▶ WHAT TO DO: Reproduce the full listing below unchanged, apart from the pictures.

# # # # # # #

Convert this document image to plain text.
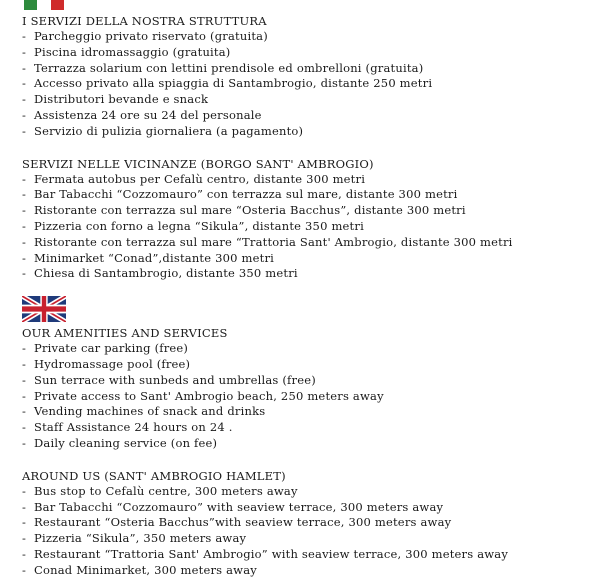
I SERVIZI DELLA NOSTRA STRUTTURA
- Parcheggio privato riservato (gratuita)
- Piscina idromassaggio (gratuita)
- Terrazza solarium con lettini prendisole ed ombrelloni (gratuita)
- Accesso privato alla spiaggia di Santambrogio, distante 250 metri
- Distributori bevande e snack
- Assistenza 24 ore su 24 del personale
- Servizio di pulizia giornaliera (a pagamento)
SERVIZI NELLE VICINANZE (BORGO SANT' AMBROGIO)
- Fermata autobus per Cefalù centro, distante 300 metri
- Bar Tabacchi “Cozzomauro” con terrazza sul mare, distante 300 metri
- Ristorante con terrazza sul mare “Osteria Bacchus”, distante 300 metri
- Pizzeria con forno a legna “Sikula”, distante 350 metri
- Ristorante con terrazza sul mare “Trattoria Sant' Ambrogio, distante 300 metri
- Minimarket “Conad”,distante 300 metri
- Chiesa di Santambrogio, distante 350 metri
OUR AMENITIES AND SERVICES
- Private car parking (free)
- Hydromassage pool (free)
- Sun terrace with sunbeds and umbrellas (free)
- Private access to Sant' Ambrogio beach, 250 meters away
- Vending machines of snack and drinks
- Staff Assistance 24 hours on 24 .
- Daily cleaning service (on fee)
AROUND US (SANT' AMBROGIO HAMLET)
- Bus stop to Cefalù centre, 300 meters away
- Bar Tabacchi “Cozzomauro” with seaview terrace, 300 meters away
- Restaurant “Osteria Bacchus”with seaview terrace, 300 meters away
- Pizzeria “Sikula”, 350 meters away
- Restaurant “Trattoria Sant' Ambrogio” with seaview terrace, 300 meters away
- Conad Minimarket, 300 meters away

# # # # # # #

▶ OUTPUT OF THE TASK:
Convert this document image to plain text.
I SERVIZI DELLA NOSTRA STRUTTURA
- Parcheggio privato riservato (gratuita)
- Piscina idromassaggio (gratuita)
- Terrazza solarium con lettini prendisole ed ombrelloni (gratuita)
- Accesso privato alla spiaggia di Santambrogio, distante 250 metri
- Distributori bevande e snack
- Assistenza 24 ore su 24 del personale
- Servizio di pulizia giornaliera (a pagamento)
SERVIZI NELLE VICINANZE (BORGO SANT' AMBROGIO)
- Fermata autobus per Cefalù centro, distante 300 metri
- Bar Tabacchi “Cozzomauro” con terrazza sul mare, distante 300 metri
- Ristorante con terrazza sul mare “Osteria Bacchus”, distante 300 metri
- Pizzeria con forno a legna “Sikula”, distante 350 metri
- Ristorante con terrazza sul mare “Trattoria Sant' Ambrogio, distante 300 metri
- Minimarket “Conad”,distante 300 metri
- Chiesa di Santambrogio, distante 350 metri
OUR AMENITIES AND SERVICES
- Private car parking (free)
- Hydromassage pool (free)
- Sun terrace with sunbeds and umbrellas (free)
- Private access to Sant' Ambrogio beach, 250 meters away
- Vending machines of snack and drinks
- Staff Assistance 24 hours on 24 .
- Daily cleaning service (on fee)
AROUND US (SANT' AMBROGIO HAMLET)
- Bus stop to Cefalù centre, 300 meters away
- Bar Tabacchi “Cozzomauro” with seaview terrace, 300 meters away
- Restaurant “Osteria Bacchus”with seaview terrace, 300 meters away
- Pizzeria “Sikula”, 350 meters away
- Restaurant “Trattoria Sant' Ambrogio” with seaview terrace, 300 meters away
- Conad Minimarket, 300 meters away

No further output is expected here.